■ Work to do: In the records below, find each line containing the word "реестра" and copy it.

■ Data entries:
────

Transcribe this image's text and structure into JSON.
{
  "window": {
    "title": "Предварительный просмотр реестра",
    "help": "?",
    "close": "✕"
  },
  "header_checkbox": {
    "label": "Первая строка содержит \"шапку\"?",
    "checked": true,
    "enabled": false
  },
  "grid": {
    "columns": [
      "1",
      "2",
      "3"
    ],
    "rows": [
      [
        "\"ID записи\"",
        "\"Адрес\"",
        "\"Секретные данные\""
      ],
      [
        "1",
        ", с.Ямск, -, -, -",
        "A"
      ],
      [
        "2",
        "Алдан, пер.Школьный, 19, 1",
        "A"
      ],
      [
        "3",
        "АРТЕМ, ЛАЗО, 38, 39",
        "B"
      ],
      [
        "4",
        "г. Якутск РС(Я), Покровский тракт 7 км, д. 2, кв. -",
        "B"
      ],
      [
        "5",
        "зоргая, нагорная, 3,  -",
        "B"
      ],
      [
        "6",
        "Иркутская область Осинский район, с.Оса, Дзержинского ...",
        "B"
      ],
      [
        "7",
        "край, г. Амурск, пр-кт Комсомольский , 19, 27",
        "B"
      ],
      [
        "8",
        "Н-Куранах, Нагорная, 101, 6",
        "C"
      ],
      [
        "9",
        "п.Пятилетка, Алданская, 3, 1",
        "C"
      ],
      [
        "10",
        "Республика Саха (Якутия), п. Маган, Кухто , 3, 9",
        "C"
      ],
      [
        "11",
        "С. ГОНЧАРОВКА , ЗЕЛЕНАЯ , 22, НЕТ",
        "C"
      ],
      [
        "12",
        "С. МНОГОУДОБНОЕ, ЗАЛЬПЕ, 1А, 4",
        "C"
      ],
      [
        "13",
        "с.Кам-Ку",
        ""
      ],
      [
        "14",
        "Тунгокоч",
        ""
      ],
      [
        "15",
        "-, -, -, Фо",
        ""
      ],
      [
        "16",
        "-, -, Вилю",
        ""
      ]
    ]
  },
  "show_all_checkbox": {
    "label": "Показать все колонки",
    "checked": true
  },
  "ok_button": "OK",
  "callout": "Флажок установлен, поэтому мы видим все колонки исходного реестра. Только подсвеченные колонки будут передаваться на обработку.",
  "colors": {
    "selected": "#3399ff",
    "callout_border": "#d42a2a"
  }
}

────

■ Solution to the problem:
    "title": "Предварительный просмотр реестра",
  "callout": "Флажок установлен, поэтому мы видим все колонки исходного реестра. Только подсвеченные колонки будут передаваться на обработку.",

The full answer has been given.